Write the next part of the passage about Republican leaders and the Tea Party, continuing from where it stops.

• _EXERCISE TEXT_
=-=-=-=-=
Conservatives have spent the past year or so gleefully citing the Tea
Party phenomenon as evidence of the president's unpopularity. This was
always a fantastical claim: the arrival of a new political movement
doesn't tell us more about public opinion than, you know, actual
measures of public opinion. But it was an easy weapon to hand, so there
it was.

But in wielding the Tea Party as a rhetorical cudgel against the
president and his party, elite Republicans made a crucial
miscalculation. By making the approval of the Tea Partiers the measure
of legitimacy, they entrusted their own fate to this new group of
activists. And now the establishment of the GOP is stuck trying to wrest
control of the party back from these ruffians, whom they wanted to
exploit without actually empowering.

Out of North Carolina today, there's a story about Republican leaders
trying to put the skids under the congressional campaign of Tea Party
candidate Tim D'Annunzio, who?s running to challenge vulnerable
Democratic incumbent Rep. Larry Kissell. The state Republican Party has
been publicizing D'Annunzio's past run-ins with the law and his
questionable sanity. Apparently, the guy went through a phase in the
1990s in which he claimed to be the messiah and had a lot of theories
about the Ark of the Covenant, 1,000-mile-high pyramids, the New
Jerusalem -- you get the picture.

"Mr. D'Annunzio has disqualified himself by his background, his record
and his behavior," says the GOP state chairman, which is a pretty strong
line for a party chief to take on an ongoing primary. Still, given
D'Annunzio's, shall we say, colorful past, it's little wonder that the
party is eager to be rid of him.
=-=-=-=-=
• _SUPPLIED DATA_
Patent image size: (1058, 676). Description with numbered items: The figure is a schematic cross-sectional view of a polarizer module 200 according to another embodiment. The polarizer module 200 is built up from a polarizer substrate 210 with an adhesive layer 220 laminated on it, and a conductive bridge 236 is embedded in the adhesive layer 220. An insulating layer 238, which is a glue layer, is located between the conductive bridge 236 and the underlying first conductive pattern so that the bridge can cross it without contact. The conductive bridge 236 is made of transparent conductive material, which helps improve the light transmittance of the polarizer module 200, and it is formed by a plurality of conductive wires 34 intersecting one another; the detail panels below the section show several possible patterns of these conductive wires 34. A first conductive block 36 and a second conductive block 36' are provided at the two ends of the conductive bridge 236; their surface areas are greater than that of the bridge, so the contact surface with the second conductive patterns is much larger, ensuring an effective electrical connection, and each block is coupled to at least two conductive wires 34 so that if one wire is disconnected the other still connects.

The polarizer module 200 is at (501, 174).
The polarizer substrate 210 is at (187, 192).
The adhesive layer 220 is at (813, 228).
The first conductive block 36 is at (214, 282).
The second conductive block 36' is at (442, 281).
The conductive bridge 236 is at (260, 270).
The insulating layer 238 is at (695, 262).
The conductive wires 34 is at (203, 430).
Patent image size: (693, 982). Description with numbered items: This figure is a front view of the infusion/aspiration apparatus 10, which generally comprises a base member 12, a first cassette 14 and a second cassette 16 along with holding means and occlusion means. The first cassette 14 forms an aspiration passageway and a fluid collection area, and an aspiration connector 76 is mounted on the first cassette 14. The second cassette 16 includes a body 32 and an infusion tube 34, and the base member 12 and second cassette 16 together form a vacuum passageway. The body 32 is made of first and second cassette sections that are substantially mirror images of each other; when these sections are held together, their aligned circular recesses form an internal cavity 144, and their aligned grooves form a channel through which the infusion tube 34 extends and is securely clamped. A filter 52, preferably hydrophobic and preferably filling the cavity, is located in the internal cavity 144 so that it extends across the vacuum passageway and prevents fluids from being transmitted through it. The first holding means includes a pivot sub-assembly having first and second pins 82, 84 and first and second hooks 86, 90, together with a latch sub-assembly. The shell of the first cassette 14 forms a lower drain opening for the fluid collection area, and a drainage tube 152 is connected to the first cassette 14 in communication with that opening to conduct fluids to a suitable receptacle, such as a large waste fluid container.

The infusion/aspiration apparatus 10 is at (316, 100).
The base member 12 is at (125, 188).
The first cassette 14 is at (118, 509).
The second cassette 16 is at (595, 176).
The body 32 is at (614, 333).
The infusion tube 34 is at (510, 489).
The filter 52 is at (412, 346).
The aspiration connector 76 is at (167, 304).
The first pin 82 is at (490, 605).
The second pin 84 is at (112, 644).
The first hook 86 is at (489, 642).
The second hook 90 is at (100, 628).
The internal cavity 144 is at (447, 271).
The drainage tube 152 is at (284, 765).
=-=-=-=-=
• _ANSWER BOX_
D'Annunzio acknowledges a "troubled upbringing" but says that the party
is just engaging in dirty tricks to keep power now. "The bigger story is
that the power brokers in Raleigh and in Washington are willing to go to
any length and use any unscrupulous tactic to try to destroy somebody.
They think that they're losing their control over the Republican Party."
And some D?Annunzio supporters, at least, look like they?ll interpret
the fight as evidence of their candidate?s independence. "He's not the
kind of person the parties can rule over and manipulate," said one.
Whether this guy is a nutcase, there's obviously something happening
here. North Carolina isn't the only place where the GOP is trying to put
a lid on the Tea Party. We saw it in Kentucky in the primary race
between Trey Grayson and now-nominee Rand Paul. There's also a similar
conflict playing out in Nevada, where Tea Party favorite Sharron Angle
may or may not be surging past Republican front-runner Sue Lowden for
the right to challenge Senate Majority Leader Harry Reid in the fall.
Reid may be toast against Lowden, but he might have a shot against the
less-known and more extreme Angle.

This tension is an inherent part of running a political party,
especially when the issues on the national agenda are making the party
base restive. Political scientists have long been aware of the natural
conflict between the "professionals" and the "purists." What the
professionals want is to get and hold power; what the purists want is to
enact their agenda. The professionals have some use for the purists:
they can point to them as evidence of a popular base, they can use them
to staff campaigns and organizations and mine them for fundraising. But
they won't risk actually turning power over to the activists. This is
true, of course, of both parties. Early last decade, we saw a similar
fight play out around the presidential candidacy of Howard Dean. The
general sense of a self-dealing elite that would prefer to sacrifice
cherished principles than to lose power is arguably the single most
important factor contributing to the current state of discredit of our
political institutions.
Viewed from a partisan Democratic vantage point, there's something
satisfying in seeing the GOP turn against its own. Surely, there'll be
more of this to come, especially as the Republican presidential
primaries get going. But Democrats shouldn't celebrate too much. After
all, activists on the left have been reminded, repeatedly, of the limits
of their own power in the face of centrist, technocratic expertise. The
Tea Party and activist liberals are hardly allies. But they share, at
least, a common set of problems -- and they probably always will.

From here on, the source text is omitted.